* **What you will do**:
Update the entries below by replacing every instance of "data-point" with "data-marker" and leaving everything else unchanged. Omit the pictures from your version.

* **Boxed element entries**:

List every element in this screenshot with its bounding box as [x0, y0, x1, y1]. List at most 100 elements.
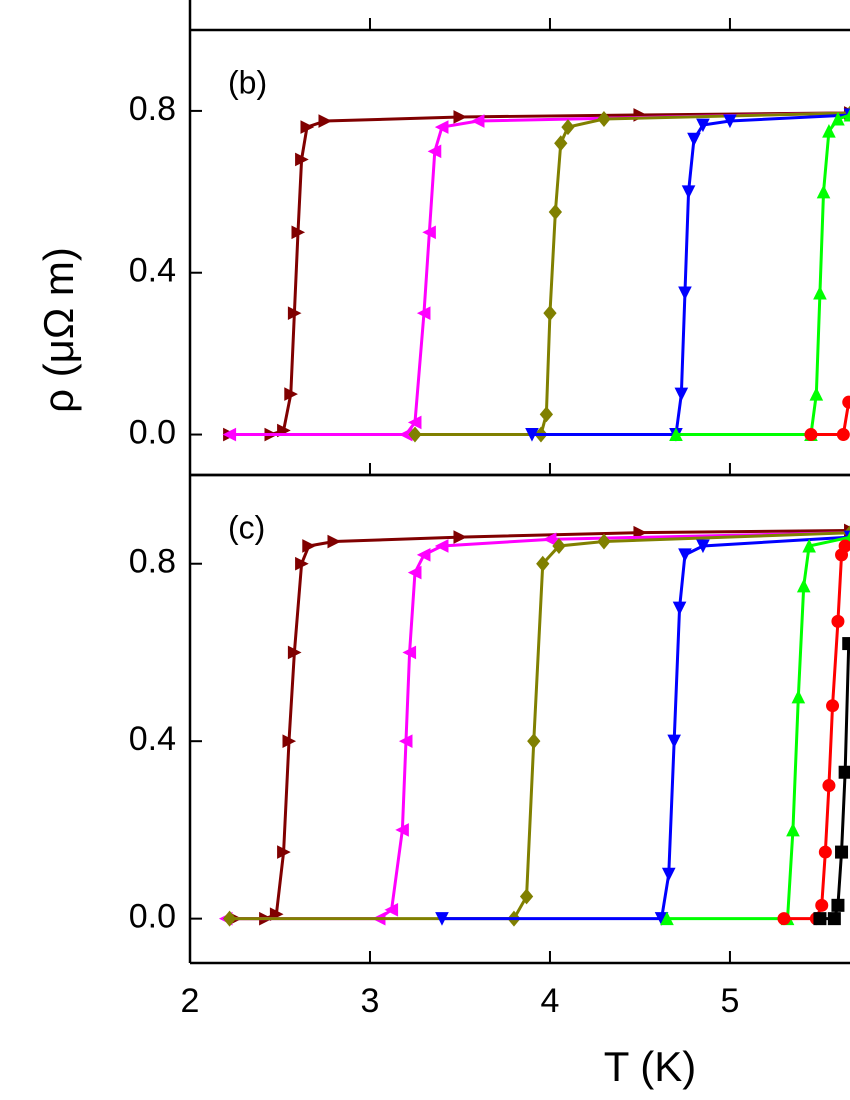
data-point — [539, 406, 554, 423]
data-point — [791, 689, 806, 704]
data-point — [277, 845, 291, 859]
data-point — [681, 185, 696, 199]
data-point — [453, 110, 468, 124]
data-point — [674, 387, 689, 402]
series-line — [225, 531, 850, 921]
x-tick-label: 3 — [361, 982, 380, 1020]
data-point — [519, 888, 534, 905]
y-tick-label: 0.0 — [129, 414, 176, 452]
data-point — [838, 765, 850, 779]
y-tick-label: 0.4 — [129, 720, 176, 758]
data-point — [284, 387, 298, 401]
data-point — [822, 779, 836, 793]
data-point — [318, 114, 333, 128]
data-point — [816, 184, 831, 199]
series-line — [531, 113, 850, 437]
data-point — [470, 114, 485, 128]
data-point — [525, 428, 539, 442]
y-tick-label: 0.8 — [129, 543, 176, 581]
data-point — [813, 912, 827, 926]
data-point — [667, 734, 681, 749]
data-point — [842, 395, 850, 409]
data-point — [407, 565, 422, 580]
plot-area — [218, 523, 850, 927]
data-point — [536, 555, 550, 572]
data-point — [831, 111, 845, 126]
data-point — [453, 530, 468, 544]
series-line — [414, 111, 850, 437]
y-tick-label: 0.4 — [129, 252, 176, 290]
data-point — [554, 135, 568, 152]
data-point — [813, 285, 827, 300]
y-tick-label: 0.8 — [129, 90, 176, 128]
data-point — [678, 286, 692, 301]
data-point — [408, 426, 422, 443]
data-point — [222, 910, 237, 927]
x-tick-label: 4 — [541, 982, 560, 1020]
data-point — [527, 733, 541, 750]
data-point — [796, 578, 811, 593]
data-point — [818, 845, 832, 859]
data-point — [416, 548, 431, 562]
series-line — [666, 535, 850, 921]
data-point — [222, 427, 237, 442]
data-point — [597, 111, 611, 127]
data-point — [543, 305, 557, 322]
data-point — [300, 120, 315, 134]
data-point — [838, 539, 850, 553]
panel-label: (c) — [228, 509, 265, 545]
data-point — [422, 225, 436, 240]
data-point — [687, 132, 701, 147]
data-point — [836, 428, 850, 442]
data-point — [395, 823, 409, 837]
data-point — [427, 144, 442, 159]
data-point — [723, 114, 737, 129]
data-point — [435, 912, 449, 926]
series-line — [675, 113, 850, 437]
series-line — [229, 111, 850, 437]
data-point — [398, 734, 413, 748]
data-point — [542, 532, 557, 547]
x-axis-label: T (K) — [604, 1043, 697, 1090]
data-point — [291, 225, 306, 240]
data-point — [295, 152, 309, 167]
data-point — [295, 556, 309, 571]
data-point — [302, 539, 316, 553]
data-point — [672, 601, 687, 616]
data-point — [815, 898, 829, 912]
data-point — [835, 845, 849, 859]
data-point — [287, 306, 302, 320]
data-point — [827, 912, 841, 926]
data-point — [633, 525, 648, 540]
data-point — [282, 734, 297, 748]
data-point — [552, 538, 566, 554]
data-point — [786, 822, 800, 837]
data-point — [826, 699, 840, 713]
data-point — [416, 306, 431, 320]
x-tick-label: 5 — [720, 982, 739, 1020]
plot-area — [222, 105, 850, 443]
data-point — [660, 911, 674, 926]
series-line — [783, 545, 847, 921]
panel-label: (b) — [228, 64, 267, 100]
y-tick-label: 0.0 — [129, 898, 176, 936]
series-line — [441, 535, 850, 921]
data-point — [407, 415, 422, 430]
data-point — [434, 539, 449, 553]
data-point — [843, 108, 850, 122]
data-point — [597, 533, 611, 550]
data-point — [669, 427, 683, 442]
data-point — [843, 531, 850, 544]
data-point — [831, 898, 845, 912]
data-point — [696, 118, 710, 133]
data-point — [434, 120, 449, 134]
data-point — [696, 539, 710, 554]
data-point — [402, 645, 417, 660]
data-point — [809, 386, 824, 401]
data-point — [777, 912, 791, 926]
data-point — [384, 902, 399, 917]
data-point — [561, 119, 575, 136]
x-tick-label: 2 — [181, 982, 200, 1020]
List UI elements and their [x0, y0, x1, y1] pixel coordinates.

* **The output**:
List every element in this screenshot with its bounding box as [x0, y0, x1, y1]. List at most 100 elements.
data-marker — [539, 406, 554, 423]
data-marker — [791, 689, 806, 704]
data-marker — [277, 845, 291, 859]
data-marker — [681, 185, 696, 199]
data-marker — [453, 110, 468, 124]
data-marker — [674, 387, 689, 402]
series-line — [225, 531, 850, 921]
x-tick-label: 3 — [361, 982, 380, 1020]
data-marker — [519, 888, 534, 905]
y-tick-label: 0.0 — [129, 414, 176, 452]
data-marker — [838, 765, 850, 779]
y-tick-label: 0.4 — [129, 720, 176, 758]
data-marker — [284, 387, 298, 401]
data-marker — [822, 779, 836, 793]
data-marker — [318, 114, 333, 128]
data-marker — [816, 184, 831, 199]
series-line — [531, 113, 850, 437]
data-marker — [470, 114, 485, 128]
data-marker — [525, 428, 539, 442]
y-tick-label: 0.8 — [129, 543, 176, 581]
data-marker — [813, 912, 827, 926]
data-marker — [667, 734, 681, 749]
data-marker — [842, 395, 850, 409]
data-marker — [407, 565, 422, 580]
plot-area — [218, 523, 850, 927]
data-marker — [536, 555, 550, 572]
data-marker — [831, 111, 845, 126]
data-marker — [453, 530, 468, 544]
series-line — [414, 111, 850, 437]
y-tick-label: 0.4 — [129, 252, 176, 290]
data-marker — [554, 135, 568, 152]
data-marker — [813, 285, 827, 300]
y-tick-label: 0.8 — [129, 90, 176, 128]
data-marker — [678, 286, 692, 301]
data-marker — [408, 426, 422, 443]
data-marker — [222, 910, 237, 927]
x-tick-label: 4 — [541, 982, 560, 1020]
data-marker — [527, 733, 541, 750]
data-marker — [796, 578, 811, 593]
data-marker — [818, 845, 832, 859]
data-marker — [416, 548, 431, 562]
series-line — [666, 535, 850, 921]
data-marker — [222, 427, 237, 442]
data-marker — [597, 111, 611, 127]
data-marker — [543, 305, 557, 322]
data-marker — [300, 120, 315, 134]
data-marker — [838, 539, 850, 553]
panel-label: (c) — [228, 509, 265, 545]
data-marker — [422, 225, 436, 240]
data-marker — [687, 132, 701, 147]
data-marker — [836, 428, 850, 442]
data-marker — [395, 823, 409, 837]
data-marker — [427, 144, 442, 159]
data-marker — [723, 114, 737, 129]
data-marker — [435, 912, 449, 926]
series-line — [675, 113, 850, 437]
series-line — [229, 111, 850, 437]
data-marker — [398, 734, 413, 748]
data-marker — [542, 532, 557, 547]
x-axis-label: T (K) — [604, 1043, 697, 1090]
data-marker — [291, 225, 306, 240]
data-marker — [295, 152, 309, 167]
data-marker — [295, 556, 309, 571]
data-marker — [302, 539, 316, 553]
data-marker — [672, 601, 687, 616]
data-marker — [815, 898, 829, 912]
data-marker — [835, 845, 849, 859]
data-marker — [287, 306, 302, 320]
data-marker — [827, 912, 841, 926]
data-marker — [633, 525, 648, 540]
data-marker — [282, 734, 297, 748]
data-marker — [552, 538, 566, 554]
data-marker — [786, 822, 800, 837]
data-marker — [826, 699, 840, 713]
data-marker — [416, 306, 431, 320]
x-tick-label: 5 — [720, 982, 739, 1020]
plot-area — [222, 105, 850, 443]
data-marker — [660, 911, 674, 926]
series-line — [783, 545, 847, 921]
panel-label: (b) — [228, 64, 267, 100]
y-tick-label: 0.0 — [129, 898, 176, 936]
series-line — [441, 535, 850, 921]
data-marker — [407, 415, 422, 430]
data-marker — [434, 539, 449, 553]
data-marker — [843, 108, 850, 122]
data-marker — [597, 533, 611, 550]
data-marker — [669, 427, 683, 442]
data-marker — [843, 531, 850, 544]
data-marker — [831, 898, 845, 912]
data-marker — [696, 118, 710, 133]
data-marker — [434, 120, 449, 134]
data-marker — [696, 539, 710, 554]
data-marker — [402, 645, 417, 660]
data-marker — [809, 386, 824, 401]
data-marker — [777, 912, 791, 926]
data-marker — [384, 902, 399, 917]
data-marker — [561, 119, 575, 136]
x-tick-label: 2 — [181, 982, 200, 1020]
List UI elements and their [x0, y0, x1, y1] pixel coordinates.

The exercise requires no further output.